BEGIN Data to use
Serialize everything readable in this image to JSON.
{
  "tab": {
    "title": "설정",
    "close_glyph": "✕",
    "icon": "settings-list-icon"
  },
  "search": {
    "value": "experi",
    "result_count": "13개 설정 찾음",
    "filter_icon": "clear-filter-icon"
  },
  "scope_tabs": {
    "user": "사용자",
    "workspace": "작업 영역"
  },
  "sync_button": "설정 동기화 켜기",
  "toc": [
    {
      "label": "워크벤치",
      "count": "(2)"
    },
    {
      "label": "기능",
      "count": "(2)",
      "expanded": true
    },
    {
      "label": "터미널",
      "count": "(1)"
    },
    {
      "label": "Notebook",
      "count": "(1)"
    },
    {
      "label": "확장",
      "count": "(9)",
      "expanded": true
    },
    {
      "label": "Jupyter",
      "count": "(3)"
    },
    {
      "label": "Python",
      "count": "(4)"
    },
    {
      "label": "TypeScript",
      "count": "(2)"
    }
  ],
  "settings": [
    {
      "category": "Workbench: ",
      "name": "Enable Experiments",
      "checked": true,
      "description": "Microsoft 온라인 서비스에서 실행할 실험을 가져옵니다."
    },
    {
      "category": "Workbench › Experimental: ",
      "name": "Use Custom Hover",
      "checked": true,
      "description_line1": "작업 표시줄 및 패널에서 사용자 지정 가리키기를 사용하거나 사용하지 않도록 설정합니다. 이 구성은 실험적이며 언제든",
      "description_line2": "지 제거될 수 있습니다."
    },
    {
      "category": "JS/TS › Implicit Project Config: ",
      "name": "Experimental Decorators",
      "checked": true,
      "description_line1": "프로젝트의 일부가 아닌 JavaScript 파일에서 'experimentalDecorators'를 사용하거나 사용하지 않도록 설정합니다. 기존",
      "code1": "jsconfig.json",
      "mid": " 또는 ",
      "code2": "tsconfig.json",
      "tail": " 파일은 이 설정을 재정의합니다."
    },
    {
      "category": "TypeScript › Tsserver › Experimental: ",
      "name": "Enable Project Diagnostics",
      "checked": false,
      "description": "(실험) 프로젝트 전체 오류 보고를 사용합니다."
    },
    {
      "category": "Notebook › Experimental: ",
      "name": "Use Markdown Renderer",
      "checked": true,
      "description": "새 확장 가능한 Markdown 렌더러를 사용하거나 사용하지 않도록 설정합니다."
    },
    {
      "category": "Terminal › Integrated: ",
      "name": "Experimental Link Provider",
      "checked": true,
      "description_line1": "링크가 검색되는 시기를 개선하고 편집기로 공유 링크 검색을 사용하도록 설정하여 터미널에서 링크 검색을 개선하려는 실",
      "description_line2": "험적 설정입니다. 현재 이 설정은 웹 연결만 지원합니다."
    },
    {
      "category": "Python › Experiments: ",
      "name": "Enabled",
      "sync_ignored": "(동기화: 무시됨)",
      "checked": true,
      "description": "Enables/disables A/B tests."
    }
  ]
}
END Data to use
- _Request_: Output all preceding records character for character.

- _Written response_:
Serialize everything readable in this image to JSON.
{
  "tab": {
    "title": "설정",
    "close_glyph": "✕",
    "icon": "settings-list-icon"
  },
  "search": {
    "value": "experi",
    "result_count": "13개 설정 찾음",
    "filter_icon": "clear-filter-icon"
  },
  "scope_tabs": {
    "user": "사용자",
    "workspace": "작업 영역"
  },
  "sync_button": "설정 동기화 켜기",
  "toc": [
    {
      "label": "워크벤치",
      "count": "(2)"
    },
    {
      "label": "기능",
      "count": "(2)",
      "expanded": true
    },
    {
      "label": "터미널",
      "count": "(1)"
    },
    {
      "label": "Notebook",
      "count": "(1)"
    },
    {
      "label": "확장",
      "count": "(9)",
      "expanded": true
    },
    {
      "label": "Jupyter",
      "count": "(3)"
    },
    {
      "label": "Python",
      "count": "(4)"
    },
    {
      "label": "TypeScript",
      "count": "(2)"
    }
  ],
  "settings": [
    {
      "category": "Workbench: ",
      "name": "Enable Experiments",
      "checked": true,
      "description": "Microsoft 온라인 서비스에서 실행할 실험을 가져옵니다."
    },
    {
      "category": "Workbench › Experimental: ",
      "name": "Use Custom Hover",
      "checked": true,
      "description_line1": "작업 표시줄 및 패널에서 사용자 지정 가리키기를 사용하거나 사용하지 않도록 설정합니다. 이 구성은 실험적이며 언제든",
      "description_line2": "지 제거될 수 있습니다."
    },
    {
      "category": "JS/TS › Implicit Project Config: ",
      "name": "Experimental Decorators",
      "checked": true,
      "description_line1": "프로젝트의 일부가 아닌 JavaScript 파일에서 'experimentalDecorators'를 사용하거나 사용하지 않도록 설정합니다. 기존",
      "code1": "jsconfig.json",
      "mid": " 또는 ",
      "code2": "tsconfig.json",
      "tail": " 파일은 이 설정을 재정의합니다."
    },
    {
      "category": "TypeScript › Tsserver › Experimental: ",
      "name": "Enable Project Diagnostics",
      "checked": false,
      "description": "(실험) 프로젝트 전체 오류 보고를 사용합니다."
    },
    {
      "category": "Notebook › Experimental: ",
      "name": "Use Markdown Renderer",
      "checked": true,
      "description": "새 확장 가능한 Markdown 렌더러를 사용하거나 사용하지 않도록 설정합니다."
    },
    {
      "category": "Terminal › Integrated: ",
      "name": "Experimental Link Provider",
      "checked": true,
      "description_line1": "링크가 검색되는 시기를 개선하고 편집기로 공유 링크 검색을 사용하도록 설정하여 터미널에서 링크 검색을 개선하려는 실",
      "description_line2": "험적 설정입니다. 현재 이 설정은 웹 연결만 지원합니다."
    },
    {
      "category": "Python › Experiments: ",
      "name": "Enabled",
      "sync_ignored": "(동기화: 무시됨)",
      "checked": true,
      "description": "Enables/disables A/B tests."
    }
  ]
}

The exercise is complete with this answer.